- [Stated goal A]: Reproduce word for word the stretch of the PointNet passage from "The PointNet is" through "use with AUVs.".

━━━━━ Passage to read

In this pipeline, MLPs extracted local features independently for each point. Additionally, the max pooling operation is a symmetric function satisfying $f(x_1,x_2)=f(x_2,x_1)$, and is not affected by the input order. Therefore, PointNet satisfies order invariance.

Furthermore, PointNet applies transformations to the input point cloud and local features to meet the rigid motion invariance. The input and local features are transformed into canonical space by predicting the affine transformation matrix using mini-networks, which have an architecture analogous to the entire PointNet, and multiplying by the predicted matrix. These transformation steps can align inputs and extracted features, so the point clouds are classified as the same objects even if points are rotated and translated.

The PointNet is suitable for sonar-based underwater object classification. Because the sonar image is noisy and has low resolution, the point cloud generated from the sonar image is also noisy and sparse. However, PointNet can accurately classify sonar-based point clouds by extracting high-dimensional features through multiple layers. Furthermore, the PointNet has a simple and unified architecture consisting of few-layer MLPs, so the inference is calculated quickly and efficiently. Therefore, it is also suitable for use with AUVs.

━━━━━━━━━━
━━━━━ Records provided

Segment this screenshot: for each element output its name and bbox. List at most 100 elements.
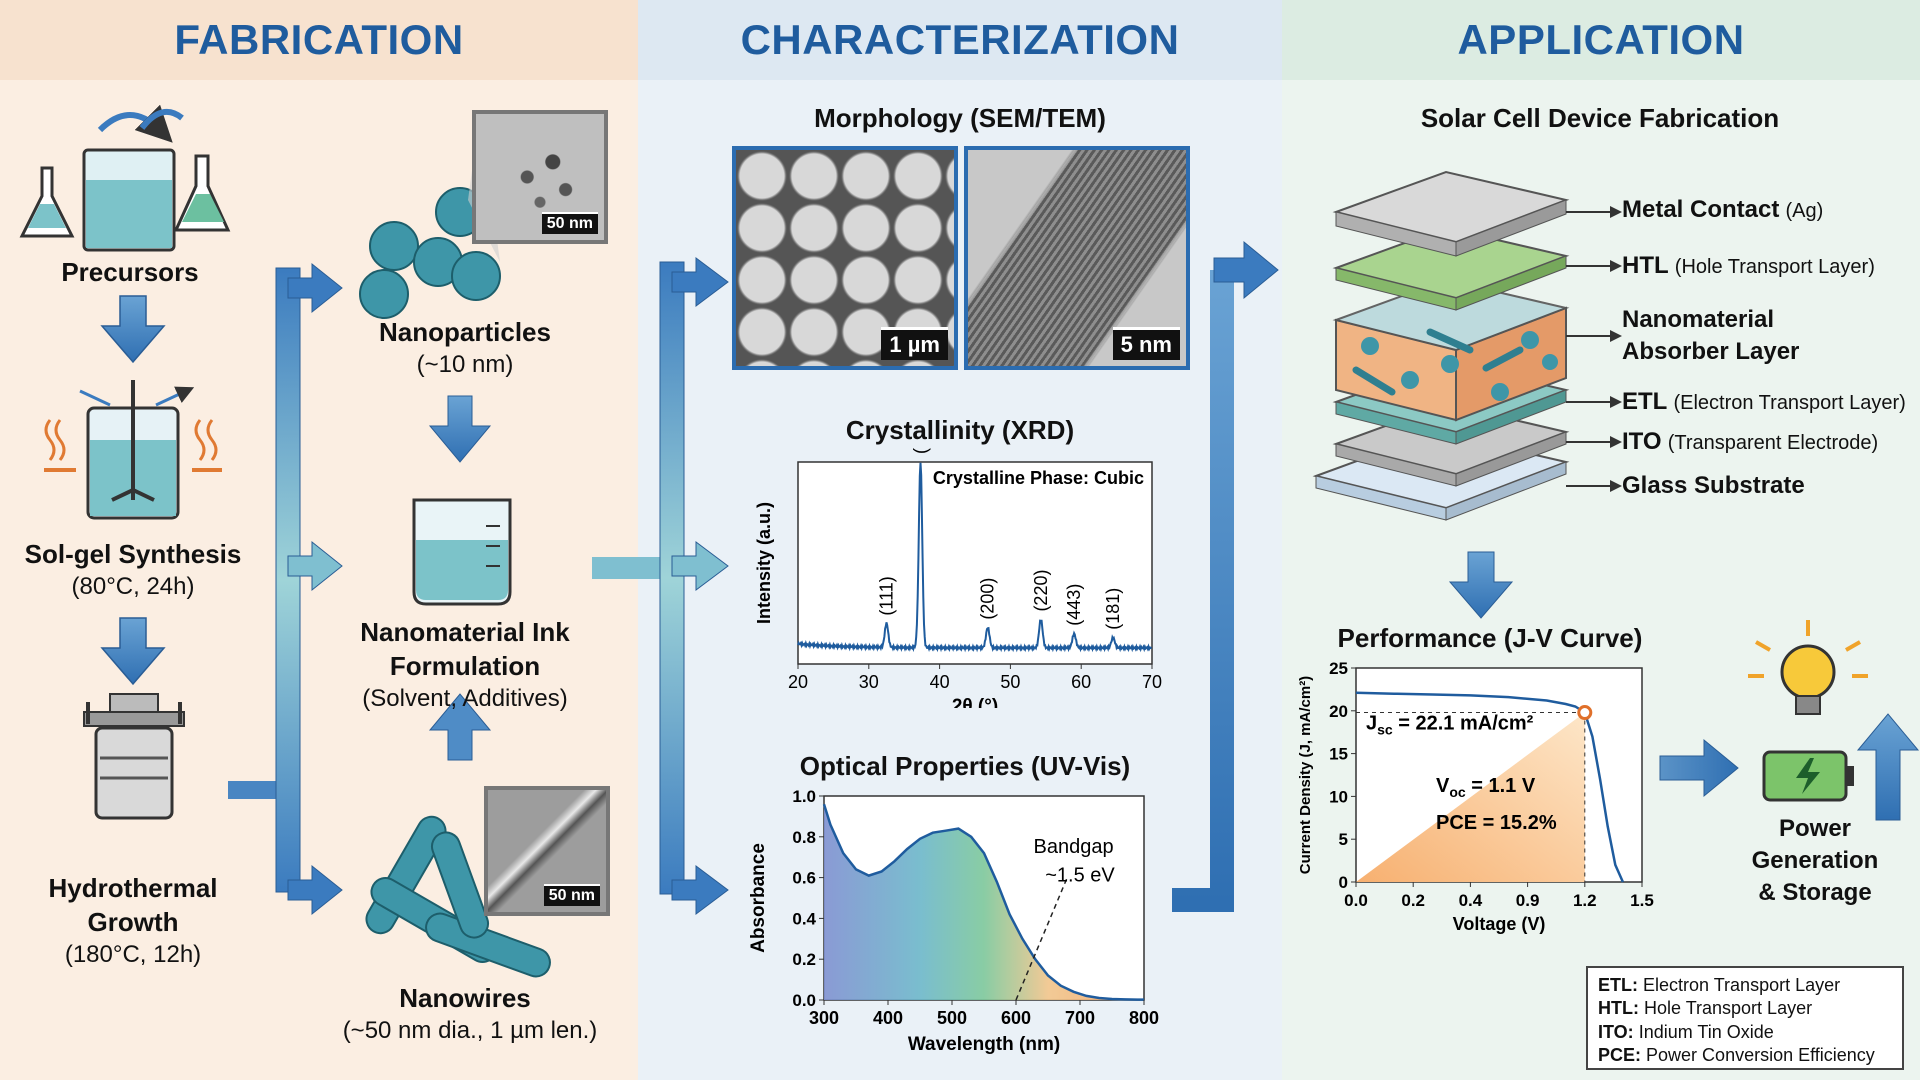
solgel-conditions: (80°C, 24h) <box>71 573 195 600</box>
nanowires-scale-bar: 50 nm <box>543 884 600 906</box>
uv-x-tick-label: 400 <box>873 1008 903 1028</box>
uv-x-tick-label: 700 <box>1065 1008 1095 1028</box>
jv-y-tick-label: 10 <box>1329 787 1348 806</box>
uv-y-tick-label: 1.0 <box>792 787 816 806</box>
uv-bandgap-label: Bandgap <box>1034 836 1114 858</box>
glossary-item: HTL: Hole Transport Layer <box>1598 998 1813 1019</box>
layer-label-metal: Metal Contact (Ag) <box>1622 196 1824 223</box>
application-panel: APPLICATION <box>1282 0 1920 1080</box>
tem-scale-bar: 5 nm <box>1112 327 1180 360</box>
jv-x-tick-label: 0.2 <box>1401 891 1425 910</box>
morphology-title: Morphology (SEM/TEM) <box>814 103 1106 133</box>
jv-x-tick-label: 0.0 <box>1344 891 1368 910</box>
glossary-item: ETL: Electron Transport Layer <box>1598 975 1841 995</box>
precursors-icon <box>19 104 231 252</box>
hydrothermal-autoclave-icon <box>83 693 185 820</box>
xrd-peak-label: (220) <box>1031 570 1051 612</box>
layer-label-glass: Glass Substrate <box>1622 472 1805 499</box>
sem-scale-bar: 1 µm <box>881 327 948 360</box>
xrd-title: Crystallinity (XRD) <box>845 415 1075 445</box>
xrd-x-tick-label: 50 <box>1000 672 1020 692</box>
uv-y-tick-label: 0.4 <box>792 909 816 928</box>
jv-max-power-point <box>1577 705 1593 721</box>
xrd-peak-label: (111) <box>910 448 930 454</box>
uv-x-tick-label: 800 <box>1129 1008 1159 1028</box>
xrd-x-tick-label: 40 <box>930 672 950 692</box>
xrd-peak-label: (443) <box>1064 584 1084 626</box>
layer-label-htl: HTL (Hole Transport Layer) <box>1622 252 1875 279</box>
xrd-peak-label: (181) <box>1103 588 1123 630</box>
ink-title-1: Nanomaterial Ink <box>360 617 570 647</box>
hydrothermal-title-2: Growth <box>87 907 179 937</box>
jv-x-tick-label: 1.2 <box>1573 891 1597 910</box>
device-title: Solar Cell Device Fabrication <box>1420 103 1780 133</box>
uv-bandgap-value: ~1.5 eV <box>1045 865 1115 887</box>
uv-y-tick-label: 0.0 <box>792 991 816 1010</box>
arrow-nw-to-ink <box>428 693 492 761</box>
nanowires-label: Nanowires <box>399 983 531 1013</box>
ink-subtitle: (Solvent, Additives) <box>362 685 568 712</box>
jv-x-tick-label: 0.4 <box>1459 891 1483 910</box>
arrow-solgel-to-hydro <box>100 617 166 686</box>
arrow-to-application <box>1172 240 1279 912</box>
uv-x-tick-label: 600 <box>1001 1008 1031 1028</box>
jv-y-tick-label: 25 <box>1329 659 1348 678</box>
hydrothermal-conditions: (180°C, 12h) <box>64 941 202 968</box>
uv-bandgap-tangent <box>1015 877 1068 1001</box>
glossary-box: ETL: Electron Transport Layer HTL: Hole … <box>1586 966 1904 1070</box>
fabrication-header: FABRICATION <box>0 0 638 80</box>
uv-y-tick-label: 0.2 <box>792 950 816 969</box>
jv-x-tick-label: 1.5 <box>1630 891 1654 910</box>
jv-x-axis-label: Voltage (V) <box>1453 914 1546 934</box>
battery-icon <box>1762 750 1854 802</box>
uv-y-tick-label: 0.6 <box>792 869 816 888</box>
xrd-series-line <box>797 462 1153 653</box>
characterization-header: CHARACTERIZATION <box>638 0 1282 80</box>
jv-x-tick-label: 0.9 <box>1516 891 1540 910</box>
uvvis-title: Optical Properties (UV-Vis) <box>799 751 1131 781</box>
uv-series-line <box>822 803 1144 1001</box>
arrow-np-to-ink <box>428 395 492 463</box>
jv-series-line <box>1355 691 1625 883</box>
nanoparticles-tem-image: 50 nm <box>472 110 608 244</box>
jv-y-tick-label: 0 <box>1339 873 1348 892</box>
nanoparticles-scale-bar: 50 nm <box>541 212 598 234</box>
uv-x-tick-label: 500 <box>937 1008 967 1028</box>
xrd-peak-label: (111) <box>877 576 897 615</box>
uv-x-tick-label: 300 <box>809 1008 839 1028</box>
tem-image: 5 nm <box>964 146 1190 370</box>
xrd-x-tick-label: 70 <box>1142 672 1162 692</box>
solgel-reactor-icon <box>44 380 222 520</box>
layer-label-ito: ITO (Transparent Electrode) <box>1622 428 1879 455</box>
glossary-item: PCE: Power Conversion Efficiency <box>1598 1045 1875 1066</box>
application-header: APPLICATION <box>1282 0 1920 80</box>
power-up-arrow-icon <box>1856 713 1920 821</box>
jv-y-tick-label: 20 <box>1329 702 1348 721</box>
xrd-y-axis-label: Intensity (a.u.) <box>754 502 774 624</box>
nanowires-size: (~50 nm dia., 1 µm len.) <box>342 1017 598 1044</box>
ink-title-2: Formulation <box>389 651 541 681</box>
xrd-x-tick-label: 30 <box>859 672 879 692</box>
precursors-label: Precursors <box>61 257 199 287</box>
arrow-jv-to-power <box>1659 738 1739 798</box>
layer-label-absorber-2: Absorber Layer <box>1622 338 1800 365</box>
xrd-x-axis-label: 2θ (°) <box>952 696 998 708</box>
xrd-plot-area <box>797 461 1153 665</box>
uv-x-axis-label: Wavelength (nm) <box>908 1034 1060 1055</box>
power-label-1: Power <box>1778 815 1852 842</box>
glossary-item: ITO: Indium Tin Oxide <box>1598 1021 1774 1042</box>
uv-y-tick-label: 0.8 <box>792 828 816 847</box>
jv-voc-label: Voc = 1.1 V <box>1436 775 1536 800</box>
arrow-branch-fabrication <box>228 262 343 916</box>
layer-pointers <box>1566 206 1622 492</box>
jv-title: Performance (J-V Curve) <box>1337 623 1643 653</box>
layer-label-absorber-1: Nanomaterial <box>1622 306 1775 333</box>
uv-y-axis-label: Absorbance <box>748 843 769 953</box>
arrow-precursors-to-solgel <box>100 295 166 364</box>
uvvis-chart: Bandgap ~1.5 eV 300 400 500 600 700 800 0.0 0.2 0.… <box>748 787 1159 1055</box>
ink-beaker-icon <box>412 498 512 606</box>
nanowires-icon <box>365 815 551 978</box>
hydrothermal-title-1: Hydrothermal <box>48 873 218 903</box>
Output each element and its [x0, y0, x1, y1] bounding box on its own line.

━━━━━━━━━━

- [Stated goal B]: Rewrite the rows from the one containing "solgel-conditions: (80°C, 24h)" through the one containing "layer-label-glass: Glass Substrate", both included, as a Markdown table with the columns Row and Entry, omitting any blank lines. Include no other rows.

- [Worked solution A]:
The PointNet is suitable for sonar-based underwater object classification. Because the sonar image is noisy and has low resolution, the point cloud generated from the sonar image is also noisy and sparse. However, PointNet can accurately classify sonar-based point clouds by extracting high-dimensional features through multiple layers. Furthermore, the PointNet has a simple and unified architecture consisting of few-layer MLPs, so the inference is calculated quickly and efficiently. Therefore, it is also suitable for use with AUVs.

- [Worked solution B]:
| Row | Entry |
|---|---|
| 1 | solgel-conditions: (80°C, 24h) <box>71 573 195 600</box> |
| 2 | nanowires-scale-bar: 50 nm <box>543 884 600 906</box> |
| 3 | uv-x-tick-label: 400 <box>873 1008 903 1028</box> |
| 4 | uv-x-tick-label: 700 <box>1065 1008 1095 1028</box> |
| 5 | jv-y-tick-label: 10 <box>1329 787 1348 806</box> |
| 6 | uv-y-tick-label: 1.0 <box>792 787 816 806</box> |
| 7 | uv-bandgap-label: Bandgap <box>1034 836 1114 858</box> |
| 8 | glossary-item: HTL: Hole Transport Layer <box>1598 998 1813 1019</box> |
| 9 | layer-label-metal: Metal Contact (Ag) <box>1622 196 1824 223</box> |
| 10 | application-panel: APPLICATION <box>1282 0 1920 1080</box> |
| 11 | tem-scale-bar: 5 nm <box>1112 327 1180 360</box> |
| 12 | jv-x-tick-label: 0.2 <box>1401 891 1425 910</box> |
| 13 | morphology-title: Morphology (SEM/TEM) <box>814 103 1106 133</box> |
| 14 | jv-x-tick-label: 0.0 <box>1344 891 1368 910</box> |
| 15 | glossary-item: ETL: Electron Transport Layer <box>1598 975 1841 995</box> |
| 16 | precursors-icon <box>19 104 231 252</box> |
| 17 | hydrothermal-autoclave-icon <box>83 693 185 820</box> |
| 18 | xrd-peak-label: (220) <box>1031 570 1051 612</box> |
| 19 | layer-label-glass: Glass Substrate <box>1622 472 1805 499</box> |